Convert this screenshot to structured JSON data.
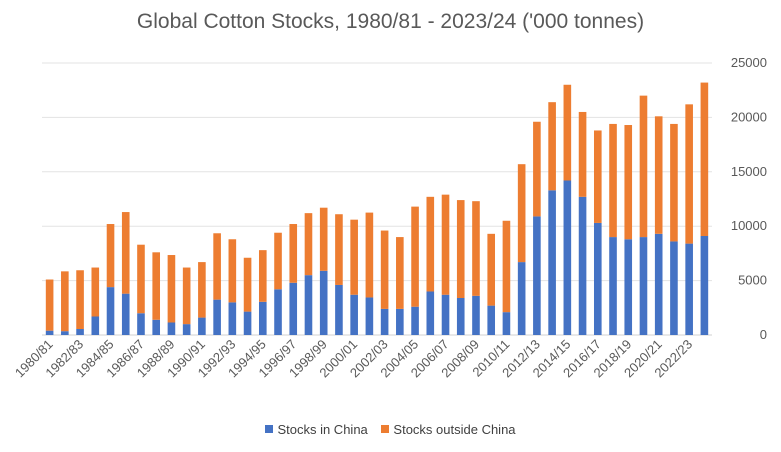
{
  "chart_data": {
    "type": "bar",
    "stacked": true,
    "title": "Global Cotton Stocks, 1980/81 - 2023/24 ('000 tonnes)",
    "xlabel": "",
    "ylabel": "",
    "ylim": [
      0,
      25000
    ],
    "yticks": [
      0,
      5000,
      10000,
      15000,
      20000,
      25000
    ],
    "y_axis_side": "right",
    "grid": true,
    "legend_position": "bottom",
    "categories": [
      "1980/81",
      "1981/82",
      "1982/83",
      "1983/84",
      "1984/85",
      "1985/86",
      "1986/87",
      "1987/88",
      "1988/89",
      "1989/90",
      "1990/91",
      "1991/92",
      "1992/93",
      "1993/94",
      "1994/95",
      "1995/96",
      "1996/97",
      "1997/98",
      "1998/99",
      "1999/00",
      "2000/01",
      "2001/02",
      "2002/03",
      "2003/04",
      "2004/05",
      "2005/06",
      "2006/07",
      "2007/08",
      "2008/09",
      "2009/10",
      "2010/11",
      "2011/12",
      "2012/13",
      "2013/14",
      "2014/15",
      "2015/16",
      "2016/17",
      "2017/18",
      "2018/19",
      "2019/20",
      "2020/21",
      "2021/22",
      "2022/23",
      "2023/24"
    ],
    "series": [
      {
        "name": "Stocks in China",
        "color": "#4472C4",
        "values": [
          400,
          350,
          550,
          1700,
          4400,
          3800,
          2000,
          1400,
          1150,
          1000,
          1600,
          3250,
          3000,
          2150,
          3050,
          4200,
          4800,
          5500,
          5900,
          4600,
          3700,
          3450,
          2400,
          2400,
          2600,
          4000,
          3700,
          3400,
          3600,
          2700,
          2100,
          6700,
          10900,
          13300,
          14200,
          12700,
          10300,
          9000,
          8800,
          9000,
          9300,
          8600,
          8400,
          9100
        ]
      },
      {
        "name": "Stocks outside China",
        "color": "#ED7D31",
        "values": [
          4700,
          5500,
          5400,
          4500,
          5800,
          7500,
          6300,
          6200,
          6200,
          5200,
          5100,
          6100,
          5800,
          4950,
          4750,
          5200,
          5400,
          5700,
          5800,
          6500,
          6900,
          7800,
          7200,
          6600,
          9200,
          8700,
          9200,
          9000,
          8700,
          6600,
          8400,
          9000,
          8700,
          8100,
          8800,
          7800,
          8500,
          10400,
          10500,
          13000,
          10800,
          10800,
          12800,
          14100
        ]
      }
    ]
  }
}
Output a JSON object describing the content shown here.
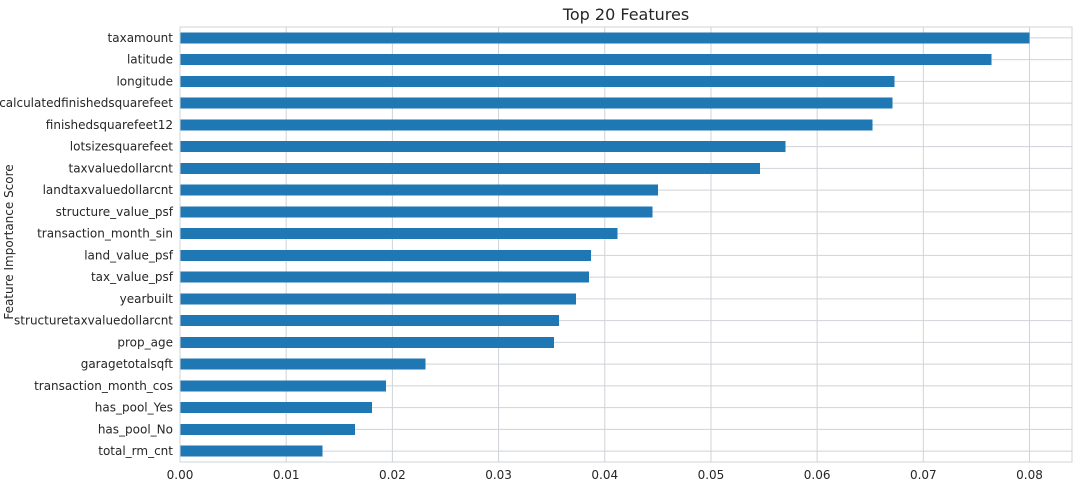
{
  "chart_data": {
    "type": "bar",
    "orientation": "horizontal",
    "title": "Top 20 Features",
    "xlabel": "",
    "ylabel": "Feature Importance Score",
    "xlim": [
      0,
      0.084
    ],
    "xticks": [
      0.0,
      0.01,
      0.02,
      0.03,
      0.04,
      0.05,
      0.06,
      0.07,
      0.08
    ],
    "xtick_labels": [
      "0.00",
      "0.01",
      "0.02",
      "0.03",
      "0.04",
      "0.05",
      "0.06",
      "0.07",
      "0.08"
    ],
    "grid": true,
    "bar_color": "#1f77b4",
    "categories": [
      "taxamount",
      "latitude",
      "longitude",
      "calculatedfinishedsquarefeet",
      "finishedsquarefeet12",
      "lotsizesquarefeet",
      "taxvaluedollarcnt",
      "landtaxvaluedollarcnt",
      "structure_value_psf",
      "transaction_month_sin",
      "land_value_psf",
      "tax_value_psf",
      "yearbuilt",
      "structuretaxvaluedollarcnt",
      "prop_age",
      "garagetotalsqft",
      "transaction_month_cos",
      "has_pool_Yes",
      "has_pool_No",
      "total_rm_cnt"
    ],
    "values": [
      0.08,
      0.0764,
      0.0673,
      0.0671,
      0.0652,
      0.057,
      0.0546,
      0.045,
      0.0445,
      0.0412,
      0.0387,
      0.0385,
      0.0373,
      0.0357,
      0.0352,
      0.0231,
      0.0194,
      0.0181,
      0.0165,
      0.0134
    ]
  }
}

Task objective >> Copy all lines from the listing that contain "name".

Output of the exercise >>
        "name": "Stocks in China",
        "name": "Stocks outside China",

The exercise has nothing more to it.